§ **What you have to do**
Print each line of the listing once more, precisely as given.

§ **Rows**
## Begin
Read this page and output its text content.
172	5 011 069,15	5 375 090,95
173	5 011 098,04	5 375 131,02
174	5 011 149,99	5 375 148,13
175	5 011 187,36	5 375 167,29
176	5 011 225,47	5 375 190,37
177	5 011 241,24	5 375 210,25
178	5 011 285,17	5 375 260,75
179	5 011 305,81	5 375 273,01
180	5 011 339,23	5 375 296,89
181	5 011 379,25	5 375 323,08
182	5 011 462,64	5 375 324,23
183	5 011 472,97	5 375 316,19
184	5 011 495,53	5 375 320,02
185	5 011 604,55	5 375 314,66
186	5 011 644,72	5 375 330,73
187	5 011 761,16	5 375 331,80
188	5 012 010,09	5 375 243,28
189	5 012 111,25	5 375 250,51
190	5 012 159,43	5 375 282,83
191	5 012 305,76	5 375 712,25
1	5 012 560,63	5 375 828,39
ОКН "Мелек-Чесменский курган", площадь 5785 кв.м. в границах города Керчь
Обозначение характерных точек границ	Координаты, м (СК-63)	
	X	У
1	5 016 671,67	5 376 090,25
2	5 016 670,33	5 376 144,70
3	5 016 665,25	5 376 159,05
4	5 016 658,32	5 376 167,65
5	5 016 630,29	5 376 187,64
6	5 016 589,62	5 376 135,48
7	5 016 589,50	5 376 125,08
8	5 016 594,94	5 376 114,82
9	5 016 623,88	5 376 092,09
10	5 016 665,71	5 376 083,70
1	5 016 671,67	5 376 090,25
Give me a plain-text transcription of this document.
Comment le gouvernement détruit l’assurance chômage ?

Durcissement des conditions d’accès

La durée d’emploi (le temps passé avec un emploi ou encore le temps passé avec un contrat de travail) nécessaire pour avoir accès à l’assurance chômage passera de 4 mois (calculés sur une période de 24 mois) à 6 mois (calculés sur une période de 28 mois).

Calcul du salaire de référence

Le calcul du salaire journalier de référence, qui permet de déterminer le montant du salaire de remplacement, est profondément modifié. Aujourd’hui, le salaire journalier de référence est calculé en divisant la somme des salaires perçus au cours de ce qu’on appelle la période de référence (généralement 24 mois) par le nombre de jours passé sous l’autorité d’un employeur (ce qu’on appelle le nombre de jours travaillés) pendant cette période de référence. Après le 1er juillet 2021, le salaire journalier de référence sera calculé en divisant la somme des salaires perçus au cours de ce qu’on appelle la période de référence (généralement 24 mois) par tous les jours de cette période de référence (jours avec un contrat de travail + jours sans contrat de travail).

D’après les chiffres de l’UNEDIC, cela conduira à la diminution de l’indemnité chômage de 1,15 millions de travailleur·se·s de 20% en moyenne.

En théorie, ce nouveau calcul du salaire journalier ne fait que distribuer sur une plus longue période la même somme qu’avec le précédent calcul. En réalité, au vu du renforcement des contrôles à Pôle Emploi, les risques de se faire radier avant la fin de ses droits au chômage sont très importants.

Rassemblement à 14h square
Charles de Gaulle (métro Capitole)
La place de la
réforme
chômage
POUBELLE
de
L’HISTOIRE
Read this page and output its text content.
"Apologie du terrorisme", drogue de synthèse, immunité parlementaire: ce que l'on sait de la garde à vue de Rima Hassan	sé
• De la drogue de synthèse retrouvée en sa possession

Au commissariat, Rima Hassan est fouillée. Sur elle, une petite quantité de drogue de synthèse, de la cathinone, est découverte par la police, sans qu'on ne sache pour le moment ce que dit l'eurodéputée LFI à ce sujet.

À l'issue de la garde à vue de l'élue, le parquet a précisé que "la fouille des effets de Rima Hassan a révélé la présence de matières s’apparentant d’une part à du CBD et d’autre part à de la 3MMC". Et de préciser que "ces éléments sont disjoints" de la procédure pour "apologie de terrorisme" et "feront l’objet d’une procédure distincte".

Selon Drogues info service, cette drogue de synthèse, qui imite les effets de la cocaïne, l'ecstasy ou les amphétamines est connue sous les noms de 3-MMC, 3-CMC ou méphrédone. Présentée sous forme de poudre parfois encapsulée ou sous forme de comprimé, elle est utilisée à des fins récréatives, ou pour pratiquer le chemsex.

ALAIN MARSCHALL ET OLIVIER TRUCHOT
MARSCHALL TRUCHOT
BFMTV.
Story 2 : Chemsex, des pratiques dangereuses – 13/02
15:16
## End
§ **Solution for this exercise**
Read this page and output its text content.
172	5 011 069,15	5 375 090,95
173	5 011 098,04	5 375 131,02
174	5 011 149,99	5 375 148,13
175	5 011 187,36	5 375 167,29
176	5 011 225,47	5 375 190,37
177	5 011 241,24	5 375 210,25
178	5 011 285,17	5 375 260,75
179	5 011 305,81	5 375 273,01
180	5 011 339,23	5 375 296,89
181	5 011 379,25	5 375 323,08
182	5 011 462,64	5 375 324,23
183	5 011 472,97	5 375 316,19
184	5 011 495,53	5 375 320,02
185	5 011 604,55	5 375 314,66
186	5 011 644,72	5 375 330,73
187	5 011 761,16	5 375 331,80
188	5 012 010,09	5 375 243,28
189	5 012 111,25	5 375 250,51
190	5 012 159,43	5 375 282,83
191	5 012 305,76	5 375 712,25
1	5 012 560,63	5 375 828,39
ОКН "Мелек-Чесменский курган", площадь 5785 кв.м. в границах города Керчь
Обозначение характерных точек границ	Координаты, м (СК-63)	
	X	У
1	5 016 671,67	5 376 090,25
2	5 016 670,33	5 376 144,70
3	5 016 665,25	5 376 159,05
4	5 016 658,32	5 376 167,65
5	5 016 630,29	5 376 187,64
6	5 016 589,62	5 376 135,48
7	5 016 589,50	5 376 125,08
8	5 016 594,94	5 376 114,82
9	5 016 623,88	5 376 092,09
10	5 016 665,71	5 376 083,70
1	5 016 671,67	5 376 090,25
Give me a plain-text transcription of this document.
Comment le gouvernement détruit l’assurance chômage ?

Durcissement des conditions d’accès

La durée d’emploi (le temps passé avec un emploi ou encore le temps passé avec un contrat de travail) nécessaire pour avoir accès à l’assurance chômage passera de 4 mois (calculés sur une période de 24 mois) à 6 mois (calculés sur une période de 28 mois).

Calcul du salaire de référence

Le calcul du salaire journalier de référence, qui permet de déterminer le montant du salaire de remplacement, est profondément modifié. Aujourd’hui, le salaire journalier de référence est calculé en divisant la somme des salaires perçus au cours de ce qu’on appelle la période de référence (généralement 24 mois) par le nombre de jours passé sous l’autorité d’un employeur (ce qu’on appelle le nombre de jours travaillés) pendant cette période de référence. Après le 1er juillet 2021, le salaire journalier de référence sera calculé en divisant la somme des salaires perçus au cours de ce qu’on appelle la période de référence (généralement 24 mois) par tous les jours de cette période de référence (jours avec un contrat de travail + jours sans contrat de travail).

D’après les chiffres de l’UNEDIC, cela conduira à la diminution de l’indemnité chômage de 1,15 millions de travailleur·se·s de 20% en moyenne.

En théorie, ce nouveau calcul du salaire journalier ne fait que distribuer sur une plus longue période la même somme qu’avec le précédent calcul. En réalité, au vu du renforcement des contrôles à Pôle Emploi, les risques de se faire radier avant la fin de ses droits au chômage sont très importants.

Rassemblement à 14h square
Charles de Gaulle (métro Capitole)
La place de la
réforme
chômage
POUBELLE
de
L’HISTOIRE
Read this page and output its text content.
"Apologie du terrorisme", drogue de synthèse, immunité parlementaire: ce que l'on sait de la garde à vue de Rima Hassan	sé
• De la drogue de synthèse retrouvée en sa possession

Au commissariat, Rima Hassan est fouillée. Sur elle, une petite quantité de drogue de synthèse, de la cathinone, est découverte par la police, sans qu'on ne sache pour le moment ce que dit l'eurodéputée LFI à ce sujet.

À l'issue de la garde à vue de l'élue, le parquet a précisé que "la fouille des effets de Rima Hassan a révélé la présence de matières s’apparentant d’une part à du CBD et d’autre part à de la 3MMC". Et de préciser que "ces éléments sont disjoints" de la procédure pour "apologie de terrorisme" et "feront l’objet d’une procédure distincte".

Selon Drogues info service, cette drogue de synthèse, qui imite les effets de la cocaïne, l'ecstasy ou les amphétamines est connue sous les noms de 3-MMC, 3-CMC ou méphrédone. Présentée sous forme de poudre parfois encapsulée ou sous forme de comprimé, elle est utilisée à des fins récréatives, ou pour pratiquer le chemsex.

ALAIN MARSCHALL ET OLIVIER TRUCHOT
MARSCHALL TRUCHOT
BFMTV.
Story 2 : Chemsex, des pratiques dangereuses – 13/02
15:16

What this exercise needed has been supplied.